Prompt: Locate every line that holds the string "JSON" and copy it.

Records supplied:
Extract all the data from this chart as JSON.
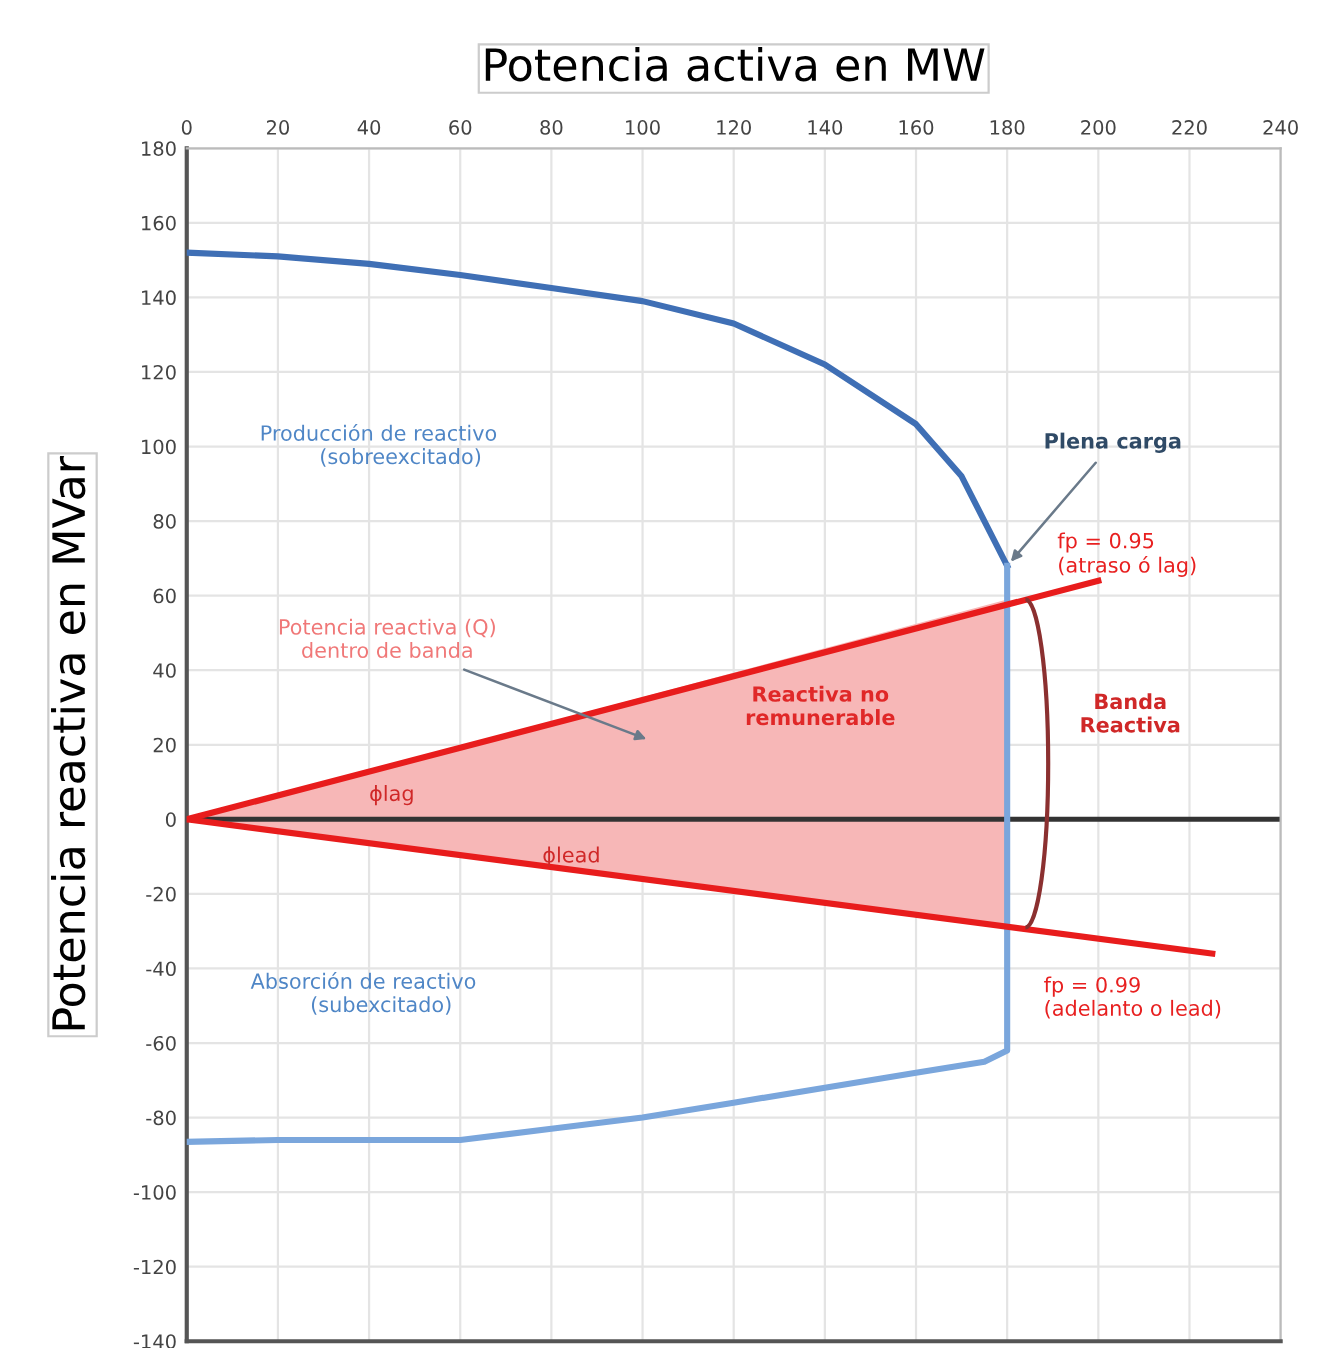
{
  "chart_data": {
    "type": "line",
    "xlabel": "Potencia activa en MW",
    "ylabel": "Potencia reactiva en MVar",
    "xlim": [
      0,
      240
    ],
    "xticks": [
      0,
      20,
      40,
      60,
      80,
      100,
      120,
      140,
      160,
      180,
      200,
      220,
      240
    ],
    "ylim": [
      -140,
      180
    ],
    "yticks": [
      -140,
      -120,
      -100,
      -80,
      -60,
      -40,
      -20,
      0,
      20,
      40,
      60,
      80,
      100,
      120,
      140,
      160,
      180
    ],
    "grid": true,
    "legend": false,
    "series": [
      {
        "type": "area",
        "color": "#f7b7b7",
        "x": [
          0,
          180,
          180
        ],
        "values": [
          0,
          59,
          -29
        ]
      },
      {
        "color": "#3f6fb5",
        "x": [
          0,
          20,
          40,
          60,
          80,
          100,
          120,
          140,
          160,
          170,
          175,
          180
        ],
        "values": [
          152,
          151,
          149,
          146,
          142.5,
          139,
          133,
          122,
          106,
          92,
          80,
          68
        ]
      },
      {
        "color": "#7aa6dc",
        "x": [
          180,
          180,
          175,
          160,
          140,
          120,
          100,
          80,
          60,
          40,
          20,
          0
        ],
        "values": [
          68,
          -62,
          -65,
          -68,
          -72,
          -76,
          -80,
          -83,
          -86,
          -86,
          -86,
          -86.5
        ]
      },
      {
        "color": "#e81c1c",
        "x": [
          0,
          200
        ],
        "values": [
          0,
          64
        ]
      },
      {
        "color": "#e81c1c",
        "x": [
          0,
          225
        ],
        "values": [
          0,
          -36
        ]
      }
    ],
    "ref_lines": [
      {
        "axis": "y",
        "value": 0,
        "color": "#333333"
      }
    ],
    "annotations": [
      "Producción de reactivo\n         (sobreexcitado)",
      "Potencia reactiva (Q)\ndentro de banda",
      {
        "text": "Plena carga",
        "x": 180,
        "y": 68
      },
      {
        "text": "fp = 0.95\n(atraso ó lag)",
        "x": 200,
        "y": 64
      },
      "Reactiva no\nremunerable",
      "Banda\nReactiva",
      "ϕlag",
      "ϕlead",
      "Absorción de reactivo\n         (subexcitado)",
      "fp = 0.99\n(adelanto o lead)"
    ]
  }
}
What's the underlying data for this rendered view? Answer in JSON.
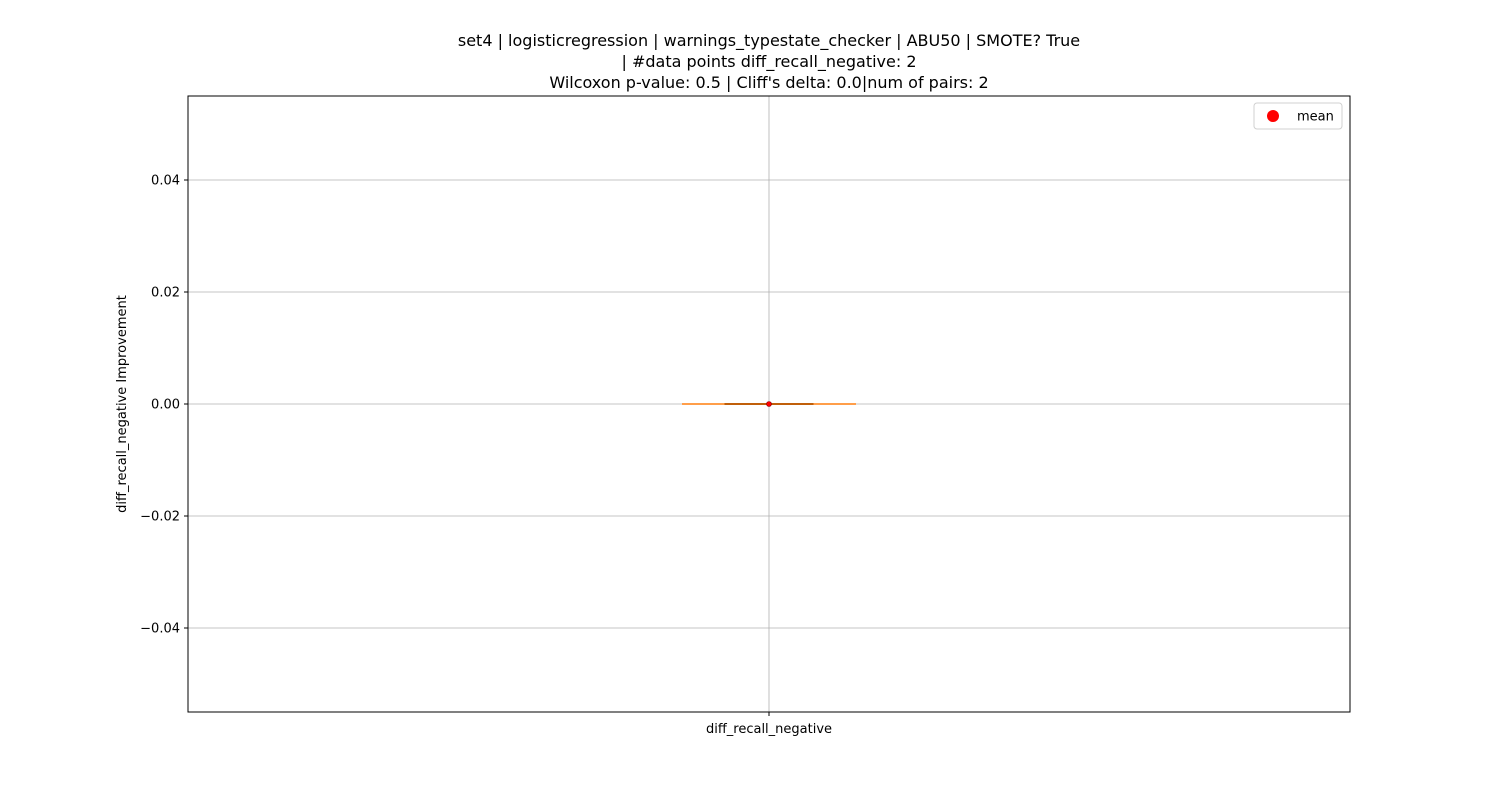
{
  "chart_data": {
    "type": "box",
    "title_lines": [
      "set4 | logisticregression | warnings_typestate_checker | ABU50 | SMOTE? True",
      "| #data points diff_recall_negative: 2",
      "Wilcoxon p-value: 0.5 | Cliff's delta: 0.0|num of pairs: 2"
    ],
    "categories": [
      "diff_recall_negative"
    ],
    "xlabel": "",
    "ylabel": "diff_recall_negative Improvement",
    "ylim": [
      -0.055,
      0.055
    ],
    "yticks": [
      -0.04,
      -0.02,
      0.0,
      0.02,
      0.04
    ],
    "ytick_labels": [
      "−0.04",
      "−0.02",
      "0.00",
      "0.02",
      "0.04"
    ],
    "grid": true,
    "boxes": [
      {
        "category": "diff_recall_negative",
        "min": 0.0,
        "q1": 0.0,
        "median": 0.0,
        "q3": 0.0,
        "max": 0.0,
        "mean": 0.0
      }
    ],
    "legend": {
      "placement": "top-right",
      "entries": [
        {
          "label": "mean",
          "marker": "circle",
          "color": "#ff0000"
        }
      ]
    },
    "colors": {
      "median": "#ff7f0e",
      "mean": "#ff0000",
      "box": "#000000",
      "grid": "#b0b0b0"
    }
  }
}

Result of the task:
Extract all the data from this chart as JSON.
What's the underlying data for this rendered view? Answer in JSON.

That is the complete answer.